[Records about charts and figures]
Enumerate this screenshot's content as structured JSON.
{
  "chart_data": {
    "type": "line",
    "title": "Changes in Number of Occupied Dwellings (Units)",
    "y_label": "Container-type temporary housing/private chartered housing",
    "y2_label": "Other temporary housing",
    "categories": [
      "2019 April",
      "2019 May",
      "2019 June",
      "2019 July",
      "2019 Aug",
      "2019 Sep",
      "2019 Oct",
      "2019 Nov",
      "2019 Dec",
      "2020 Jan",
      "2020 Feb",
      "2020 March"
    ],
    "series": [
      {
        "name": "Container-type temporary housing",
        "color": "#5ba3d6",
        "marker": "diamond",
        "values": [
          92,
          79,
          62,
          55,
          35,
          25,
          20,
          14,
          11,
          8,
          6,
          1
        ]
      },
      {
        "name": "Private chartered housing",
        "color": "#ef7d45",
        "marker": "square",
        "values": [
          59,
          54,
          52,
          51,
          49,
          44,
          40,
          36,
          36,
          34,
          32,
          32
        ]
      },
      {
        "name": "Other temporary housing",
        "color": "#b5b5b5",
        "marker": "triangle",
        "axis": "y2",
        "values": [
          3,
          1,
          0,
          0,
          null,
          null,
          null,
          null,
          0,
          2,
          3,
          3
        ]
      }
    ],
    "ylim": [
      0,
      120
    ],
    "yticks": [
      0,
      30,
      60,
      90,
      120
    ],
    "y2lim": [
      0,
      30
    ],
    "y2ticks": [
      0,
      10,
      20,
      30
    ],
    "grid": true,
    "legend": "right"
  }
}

• **Work instructions**
Across the preceding material, how many lines contain the word "Other"? State the number alone.

• **The response**
2